→ Records for this task
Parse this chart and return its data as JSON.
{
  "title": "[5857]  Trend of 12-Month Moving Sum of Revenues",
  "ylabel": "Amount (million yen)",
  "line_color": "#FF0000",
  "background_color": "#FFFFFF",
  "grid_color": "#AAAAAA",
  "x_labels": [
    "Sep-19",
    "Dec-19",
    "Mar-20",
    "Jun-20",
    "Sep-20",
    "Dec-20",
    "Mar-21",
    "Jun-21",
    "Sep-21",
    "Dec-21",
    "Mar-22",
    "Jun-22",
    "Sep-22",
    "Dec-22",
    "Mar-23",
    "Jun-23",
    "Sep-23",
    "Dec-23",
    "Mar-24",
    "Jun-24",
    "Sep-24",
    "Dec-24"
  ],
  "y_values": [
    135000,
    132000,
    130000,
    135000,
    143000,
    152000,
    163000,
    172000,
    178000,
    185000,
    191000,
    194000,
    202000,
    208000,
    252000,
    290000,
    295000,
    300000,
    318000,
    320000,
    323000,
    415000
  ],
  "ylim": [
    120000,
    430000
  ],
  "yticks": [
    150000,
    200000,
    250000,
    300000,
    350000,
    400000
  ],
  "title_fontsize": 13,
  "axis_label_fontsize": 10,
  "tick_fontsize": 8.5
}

→ The request
Please repeat the listing above in full and exactly.

→ Exercise response
Parse this chart and return its data as JSON.
{
  "title": "[5857]  Trend of 12-Month Moving Sum of Revenues",
  "ylabel": "Amount (million yen)",
  "line_color": "#FF0000",
  "background_color": "#FFFFFF",
  "grid_color": "#AAAAAA",
  "x_labels": [
    "Sep-19",
    "Dec-19",
    "Mar-20",
    "Jun-20",
    "Sep-20",
    "Dec-20",
    "Mar-21",
    "Jun-21",
    "Sep-21",
    "Dec-21",
    "Mar-22",
    "Jun-22",
    "Sep-22",
    "Dec-22",
    "Mar-23",
    "Jun-23",
    "Sep-23",
    "Dec-23",
    "Mar-24",
    "Jun-24",
    "Sep-24",
    "Dec-24"
  ],
  "y_values": [
    135000,
    132000,
    130000,
    135000,
    143000,
    152000,
    163000,
    172000,
    178000,
    185000,
    191000,
    194000,
    202000,
    208000,
    252000,
    290000,
    295000,
    300000,
    318000,
    320000,
    323000,
    415000
  ],
  "ylim": [
    120000,
    430000
  ],
  "yticks": [
    150000,
    200000,
    250000,
    300000,
    350000,
    400000
  ],
  "title_fontsize": 13,
  "axis_label_fontsize": 10,
  "tick_fontsize": 8.5
}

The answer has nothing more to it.